- **QUOTED PASSAGE**:
begin
Conventional Wisdom Is Wrong

Bayesian Models Survive Small Samples; Frequentist Models Fail

Standard statistics (frequentist) assumes large samples. Sports gives you 38 EPL games per team, ~10 CL games, and sometimes far fewer. In small-N environments, frequentist models produce unstable estimates and throw away real data as "outliers." Bayesian models treat every observation as fixed truth that updates the distribution — exactly the right behavior when you have almost no data.

What most people do
Build frequentist models (regression, OLS) because that's what statistics courses teach. Discard extreme results to "clean" the data.
What the best do
Choose Bayesian frameworks and simulation approaches that can update from small samples without becoming unstable. Accept every game result as real information.
Why it's an edge: Most modeling bettors are using statistical tools designed for large-N research problems. The sports context is categorically different — small N, non-stationary teams, regime changes. Tools designed for this context produce better estimates.
How to exploit: At minimum, use Monte Carlo simulation for output. For small-sample markets (CL, cups, tournaments), use Bayesian frameworks with domestic-form priors.
"With sports data you don't have a lot of data. From a statistical point of view it's a small data problem, which means if you have an outlier you have a big problem — because that data really happened." — Andrew Mack, Ep. #08
🔑 Hidden Causal Lever

Mixed Distribution Models Capture Prop Variance That Point Estimates Miss

A player's point total depends on two independent sources of variance: efficiency (points per minute) and playing time (minutes). Point-estimate models collapse this into one number and miss the variance from playing time fluctuation. A player averaging 1.2 pts/min who plays anywhere from 15-35 minutes has enormous outcome variance that a single "projected 28 points" can't capture.

What most people do
Project player props using season-average efficiency × average minutes = point estimate. Compare to the line.
What the best do
Model efficiency and minutes as separate distributions, simulate them together via Monte Carlo, read the probability of crossing the line directly from the simulation output.
Why it's an edge: Prop markets are thin and priced with point estimates. A distribution-based model identifies value when the variance in one component creates tail probabilities that the market underprices.
How to exploit: Build two distributions for every prop: efficiency and playing time. Run 10,000 Monte Carlo iterations. The percentage of iterations crossing the threshold IS your win probability.
"I walked the reader through player props using mixed distributions — taking a distribution for points per minute and a distribution for minutes played and doing a Monte Carlo simulation." — Andrew Mack, Ep. #08
Conventional Wisdom Is Wrong

Priors Still Dominate After a Full Season in Low-Game Sports

Most bettors assume a full season of data overrides priors. In college football (12 games), even after a full season "we're still regressing a large amount to our priors." Without strong priors, a model would pick the Minnesota Vikings to win the Super Bowl based on a negative point differential.
end
- **GIVEN RECORDS**:
begin
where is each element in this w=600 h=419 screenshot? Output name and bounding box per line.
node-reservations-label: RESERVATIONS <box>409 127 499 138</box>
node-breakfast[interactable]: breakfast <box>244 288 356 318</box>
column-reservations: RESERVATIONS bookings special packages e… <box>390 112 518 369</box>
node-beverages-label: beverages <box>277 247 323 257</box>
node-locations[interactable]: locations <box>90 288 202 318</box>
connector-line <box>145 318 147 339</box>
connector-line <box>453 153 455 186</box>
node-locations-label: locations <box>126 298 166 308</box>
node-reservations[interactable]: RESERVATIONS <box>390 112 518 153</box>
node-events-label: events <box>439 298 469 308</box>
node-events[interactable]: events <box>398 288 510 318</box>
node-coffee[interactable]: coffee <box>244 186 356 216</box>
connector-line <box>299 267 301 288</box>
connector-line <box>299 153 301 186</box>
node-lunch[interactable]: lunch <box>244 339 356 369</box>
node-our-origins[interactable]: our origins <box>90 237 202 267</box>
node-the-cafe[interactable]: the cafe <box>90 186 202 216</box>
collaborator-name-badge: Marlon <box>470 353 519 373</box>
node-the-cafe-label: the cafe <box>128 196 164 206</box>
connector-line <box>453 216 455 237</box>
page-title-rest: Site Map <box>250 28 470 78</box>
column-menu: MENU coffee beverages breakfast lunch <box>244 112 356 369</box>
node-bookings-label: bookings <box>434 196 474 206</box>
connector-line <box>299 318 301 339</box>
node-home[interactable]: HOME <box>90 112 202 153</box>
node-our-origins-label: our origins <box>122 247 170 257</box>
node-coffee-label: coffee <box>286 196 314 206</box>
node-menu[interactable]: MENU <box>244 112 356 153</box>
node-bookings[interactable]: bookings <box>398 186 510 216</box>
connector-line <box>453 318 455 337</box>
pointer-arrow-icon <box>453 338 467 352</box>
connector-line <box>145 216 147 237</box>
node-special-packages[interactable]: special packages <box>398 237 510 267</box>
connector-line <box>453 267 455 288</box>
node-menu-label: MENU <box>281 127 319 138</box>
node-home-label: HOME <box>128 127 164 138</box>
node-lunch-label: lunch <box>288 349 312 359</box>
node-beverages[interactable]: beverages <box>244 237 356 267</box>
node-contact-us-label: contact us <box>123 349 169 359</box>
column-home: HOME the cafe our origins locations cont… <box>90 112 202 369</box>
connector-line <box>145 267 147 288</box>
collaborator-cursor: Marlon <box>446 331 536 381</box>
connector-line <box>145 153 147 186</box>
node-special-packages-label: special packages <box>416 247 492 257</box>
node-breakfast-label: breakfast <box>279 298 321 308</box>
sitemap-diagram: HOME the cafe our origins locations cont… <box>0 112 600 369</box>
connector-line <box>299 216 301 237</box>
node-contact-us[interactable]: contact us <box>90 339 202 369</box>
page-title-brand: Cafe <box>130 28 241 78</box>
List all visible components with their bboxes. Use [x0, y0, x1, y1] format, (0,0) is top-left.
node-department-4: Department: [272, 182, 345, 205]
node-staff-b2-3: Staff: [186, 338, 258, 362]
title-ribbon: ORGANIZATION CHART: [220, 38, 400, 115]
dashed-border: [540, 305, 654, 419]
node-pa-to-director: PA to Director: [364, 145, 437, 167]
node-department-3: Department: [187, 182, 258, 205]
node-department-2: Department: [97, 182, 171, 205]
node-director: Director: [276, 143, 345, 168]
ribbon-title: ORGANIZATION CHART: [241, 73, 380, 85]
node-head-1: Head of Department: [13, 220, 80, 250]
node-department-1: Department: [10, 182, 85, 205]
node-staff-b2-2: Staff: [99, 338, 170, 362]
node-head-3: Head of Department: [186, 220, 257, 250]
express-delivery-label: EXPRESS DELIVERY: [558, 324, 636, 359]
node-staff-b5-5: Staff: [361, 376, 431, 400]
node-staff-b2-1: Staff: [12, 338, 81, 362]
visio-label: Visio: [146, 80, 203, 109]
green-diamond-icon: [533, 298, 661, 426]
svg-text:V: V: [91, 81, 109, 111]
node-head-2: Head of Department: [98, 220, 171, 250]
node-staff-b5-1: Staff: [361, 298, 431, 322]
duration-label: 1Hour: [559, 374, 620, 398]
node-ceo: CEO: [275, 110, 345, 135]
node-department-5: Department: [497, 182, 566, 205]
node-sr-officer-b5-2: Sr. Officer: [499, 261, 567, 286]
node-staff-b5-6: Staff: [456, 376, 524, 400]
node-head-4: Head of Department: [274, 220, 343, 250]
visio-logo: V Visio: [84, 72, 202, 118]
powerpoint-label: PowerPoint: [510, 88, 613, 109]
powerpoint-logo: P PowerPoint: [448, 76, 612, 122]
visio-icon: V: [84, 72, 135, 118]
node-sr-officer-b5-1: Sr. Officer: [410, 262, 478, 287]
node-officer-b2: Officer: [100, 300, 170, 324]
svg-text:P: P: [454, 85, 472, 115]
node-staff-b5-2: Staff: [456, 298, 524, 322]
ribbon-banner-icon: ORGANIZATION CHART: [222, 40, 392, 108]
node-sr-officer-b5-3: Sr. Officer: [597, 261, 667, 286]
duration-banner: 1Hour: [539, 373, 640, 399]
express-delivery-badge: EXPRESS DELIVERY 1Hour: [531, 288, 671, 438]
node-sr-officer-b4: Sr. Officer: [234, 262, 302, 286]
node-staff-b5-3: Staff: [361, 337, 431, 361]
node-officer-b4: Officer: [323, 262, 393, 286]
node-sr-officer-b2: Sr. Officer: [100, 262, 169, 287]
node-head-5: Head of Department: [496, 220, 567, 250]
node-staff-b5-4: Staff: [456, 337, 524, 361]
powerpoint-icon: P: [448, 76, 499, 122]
end
- **TASK OBJECTIVE**:
Answer these from the text on sports betting models:
(a) How many Monte Carlo iterations should be run for every prop?
(b) What kind of priors should Bayesian frameworks use in small-sample markets?
(c) How many games does a college football season have?

- **EXERCISE RESULT**:
(a) 10,000
(b) Domestic-form priors
(c) 12